**Problem to solve:** Leave out the pictures and repeat the data exactly.

(Entries taken from a collection)
--------------------------------

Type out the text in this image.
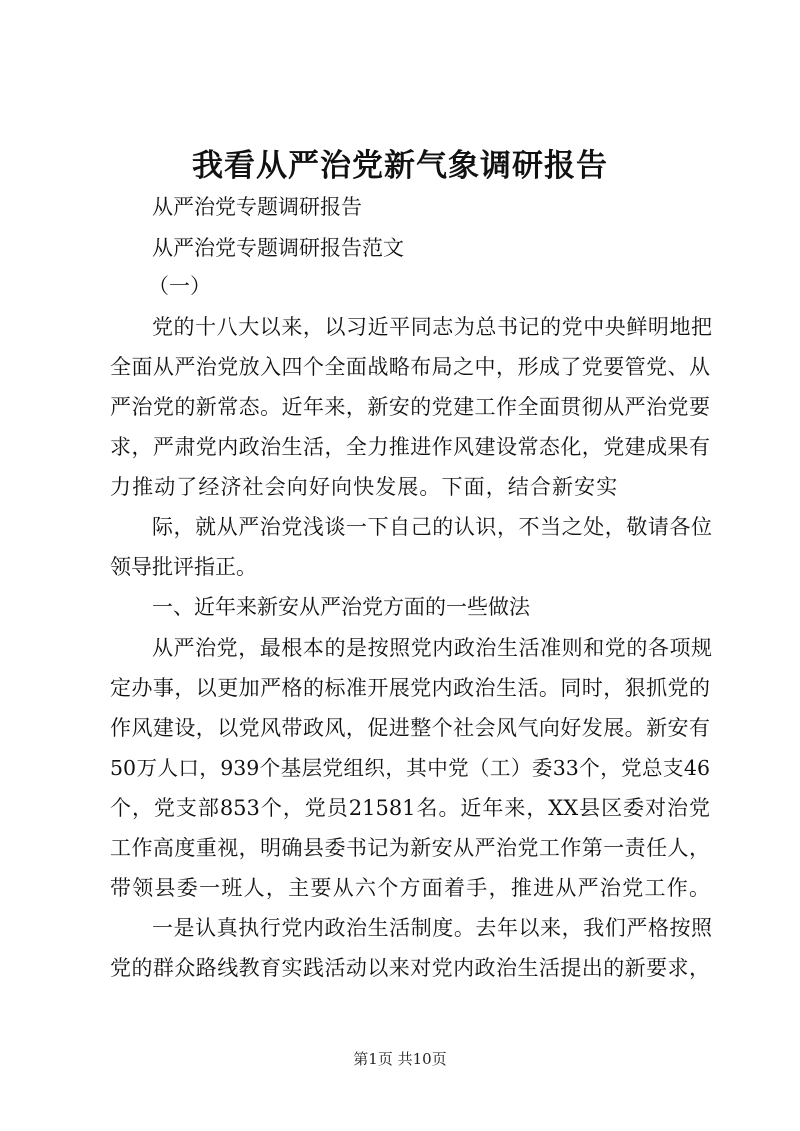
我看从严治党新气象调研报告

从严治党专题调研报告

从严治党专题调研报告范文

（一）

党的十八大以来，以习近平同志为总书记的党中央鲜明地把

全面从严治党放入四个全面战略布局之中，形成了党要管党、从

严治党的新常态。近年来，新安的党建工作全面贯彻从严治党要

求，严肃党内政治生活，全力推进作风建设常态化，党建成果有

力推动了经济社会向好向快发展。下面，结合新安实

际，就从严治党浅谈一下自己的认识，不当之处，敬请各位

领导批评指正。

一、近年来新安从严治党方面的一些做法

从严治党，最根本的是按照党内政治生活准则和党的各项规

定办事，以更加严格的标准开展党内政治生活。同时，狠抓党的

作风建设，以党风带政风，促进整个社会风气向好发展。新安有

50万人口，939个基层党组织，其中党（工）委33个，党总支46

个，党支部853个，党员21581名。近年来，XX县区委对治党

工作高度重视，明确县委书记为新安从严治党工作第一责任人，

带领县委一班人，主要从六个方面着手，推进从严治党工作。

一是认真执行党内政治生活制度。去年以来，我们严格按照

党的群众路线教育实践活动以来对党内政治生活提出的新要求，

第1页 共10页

--------------------------------

**Result of the task:**
Type out the text in this image.
我看从严治党新气象调研报告

从严治党专题调研报告

从严治党专题调研报告范文

（一）

党的十八大以来，以习近平同志为总书记的党中央鲜明地把

全面从严治党放入四个全面战略布局之中，形成了党要管党、从

严治党的新常态。近年来，新安的党建工作全面贯彻从严治党要

求，严肃党内政治生活，全力推进作风建设常态化，党建成果有

力推动了经济社会向好向快发展。下面，结合新安实

际，就从严治党浅谈一下自己的认识，不当之处，敬请各位

领导批评指正。

一、近年来新安从严治党方面的一些做法

从严治党，最根本的是按照党内政治生活准则和党的各项规

定办事，以更加严格的标准开展党内政治生活。同时，狠抓党的

作风建设，以党风带政风，促进整个社会风气向好发展。新安有

50万人口，939个基层党组织，其中党（工）委33个，党总支46

个，党支部853个，党员21581名。近年来，XX县区委对治党

工作高度重视，明确县委书记为新安从严治党工作第一责任人，

带领县委一班人，主要从六个方面着手，推进从严治党工作。

一是认真执行党内政治生活制度。去年以来，我们严格按照

党的群众路线教育实践活动以来对党内政治生活提出的新要求，

第1页 共10页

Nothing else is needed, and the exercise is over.